Exercise brief: Return all of the entries exactly as written.

Dataset items:
++++++

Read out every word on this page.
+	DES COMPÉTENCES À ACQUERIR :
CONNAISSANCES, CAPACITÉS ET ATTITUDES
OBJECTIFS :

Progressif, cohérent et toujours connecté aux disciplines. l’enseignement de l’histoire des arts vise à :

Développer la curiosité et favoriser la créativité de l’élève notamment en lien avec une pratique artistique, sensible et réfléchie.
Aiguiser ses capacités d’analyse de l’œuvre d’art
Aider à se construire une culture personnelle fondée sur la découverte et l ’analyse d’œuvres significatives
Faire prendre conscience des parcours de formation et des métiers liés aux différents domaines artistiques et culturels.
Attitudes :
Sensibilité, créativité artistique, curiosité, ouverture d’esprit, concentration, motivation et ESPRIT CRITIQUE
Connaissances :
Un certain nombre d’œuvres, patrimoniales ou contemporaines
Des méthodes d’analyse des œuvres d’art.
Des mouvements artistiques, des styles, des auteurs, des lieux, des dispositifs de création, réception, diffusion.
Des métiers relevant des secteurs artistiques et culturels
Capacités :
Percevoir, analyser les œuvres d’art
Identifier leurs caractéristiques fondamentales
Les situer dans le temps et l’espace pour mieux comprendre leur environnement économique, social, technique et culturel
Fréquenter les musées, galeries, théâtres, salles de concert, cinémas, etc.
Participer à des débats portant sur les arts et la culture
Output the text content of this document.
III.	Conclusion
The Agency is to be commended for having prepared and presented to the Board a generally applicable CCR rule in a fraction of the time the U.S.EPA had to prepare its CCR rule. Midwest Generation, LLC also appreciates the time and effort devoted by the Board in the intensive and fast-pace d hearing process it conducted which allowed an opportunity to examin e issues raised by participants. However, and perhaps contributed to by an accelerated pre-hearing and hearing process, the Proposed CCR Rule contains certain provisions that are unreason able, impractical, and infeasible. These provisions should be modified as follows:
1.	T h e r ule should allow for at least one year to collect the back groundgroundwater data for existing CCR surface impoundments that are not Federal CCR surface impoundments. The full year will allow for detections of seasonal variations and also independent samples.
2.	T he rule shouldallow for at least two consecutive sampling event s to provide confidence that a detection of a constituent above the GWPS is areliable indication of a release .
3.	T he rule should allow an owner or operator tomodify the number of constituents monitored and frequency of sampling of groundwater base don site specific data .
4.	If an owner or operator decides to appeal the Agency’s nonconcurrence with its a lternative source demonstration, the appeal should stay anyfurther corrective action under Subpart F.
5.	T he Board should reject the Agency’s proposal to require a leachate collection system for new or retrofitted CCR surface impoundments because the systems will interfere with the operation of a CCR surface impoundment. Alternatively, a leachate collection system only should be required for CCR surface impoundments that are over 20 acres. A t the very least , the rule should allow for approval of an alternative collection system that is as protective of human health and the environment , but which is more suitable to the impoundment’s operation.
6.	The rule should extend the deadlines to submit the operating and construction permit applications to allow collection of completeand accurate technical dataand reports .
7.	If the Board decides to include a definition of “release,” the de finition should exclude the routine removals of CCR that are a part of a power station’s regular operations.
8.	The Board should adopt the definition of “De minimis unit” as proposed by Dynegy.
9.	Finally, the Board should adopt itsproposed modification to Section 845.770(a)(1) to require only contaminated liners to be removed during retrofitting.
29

++++++

Complete answer:
Read out every word on this page.
+	DES COMPÉTENCES À ACQUERIR :
CONNAISSANCES, CAPACITÉS ET ATTITUDES
OBJECTIFS :

Progressif, cohérent et toujours connecté aux disciplines. l’enseignement de l’histoire des arts vise à :

Développer la curiosité et favoriser la créativité de l’élève notamment en lien avec une pratique artistique, sensible et réfléchie.
Aiguiser ses capacités d’analyse de l’œuvre d’art
Aider à se construire une culture personnelle fondée sur la découverte et l ’analyse d’œuvres significatives
Faire prendre conscience des parcours de formation et des métiers liés aux différents domaines artistiques et culturels.
Attitudes :
Sensibilité, créativité artistique, curiosité, ouverture d’esprit, concentration, motivation et ESPRIT CRITIQUE
Connaissances :
Un certain nombre d’œuvres, patrimoniales ou contemporaines
Des méthodes d’analyse des œuvres d’art.
Des mouvements artistiques, des styles, des auteurs, des lieux, des dispositifs de création, réception, diffusion.
Des métiers relevant des secteurs artistiques et culturels
Capacités :
Percevoir, analyser les œuvres d’art
Identifier leurs caractéristiques fondamentales
Les situer dans le temps et l’espace pour mieux comprendre leur environnement économique, social, technique et culturel
Fréquenter les musées, galeries, théâtres, salles de concert, cinémas, etc.
Participer à des débats portant sur les arts et la culture
Output the text content of this document.
III.	Conclusion
The Agency is to be commended for having prepared and presented to the Board a generally applicable CCR rule in a fraction of the time the U.S.EPA had to prepare its CCR rule. Midwest Generation, LLC also appreciates the time and effort devoted by the Board in the intensive and fast-pace d hearing process it conducted which allowed an opportunity to examin e issues raised by participants. However, and perhaps contributed to by an accelerated pre-hearing and hearing process, the Proposed CCR Rule contains certain provisions that are unreason able, impractical, and infeasible. These provisions should be modified as follows:
1.	T h e r ule should allow for at least one year to collect the back groundgroundwater data for existing CCR surface impoundments that are not Federal CCR surface impoundments. The full year will allow for detections of seasonal variations and also independent samples.
2.	T he rule shouldallow for at least two consecutive sampling event s to provide confidence that a detection of a constituent above the GWPS is areliable indication of a release .
3.	T he rule should allow an owner or operator tomodify the number of constituents monitored and frequency of sampling of groundwater base don site specific data .
4.	If an owner or operator decides to appeal the Agency’s nonconcurrence with its a lternative source demonstration, the appeal should stay anyfurther corrective action under Subpart F.
5.	T he Board should reject the Agency’s proposal to require a leachate collection system for new or retrofitted CCR surface impoundments because the systems will interfere with the operation of a CCR surface impoundment. Alternatively, a leachate collection system only should be required for CCR surface impoundments that are over 20 acres. A t the very least , the rule should allow for approval of an alternative collection system that is as protective of human health and the environment , but which is more suitable to the impoundment’s operation.
6.	The rule should extend the deadlines to submit the operating and construction permit applications to allow collection of completeand accurate technical dataand reports .
7.	If the Board decides to include a definition of “release,” the de finition should exclude the routine removals of CCR that are a part of a power station’s regular operations.
8.	The Board should adopt the definition of “De minimis unit” as proposed by Dynegy.
9.	Finally, the Board should adopt itsproposed modification to Section 845.770(a)(1) to require only contaminated liners to be removed during retrofitting.
29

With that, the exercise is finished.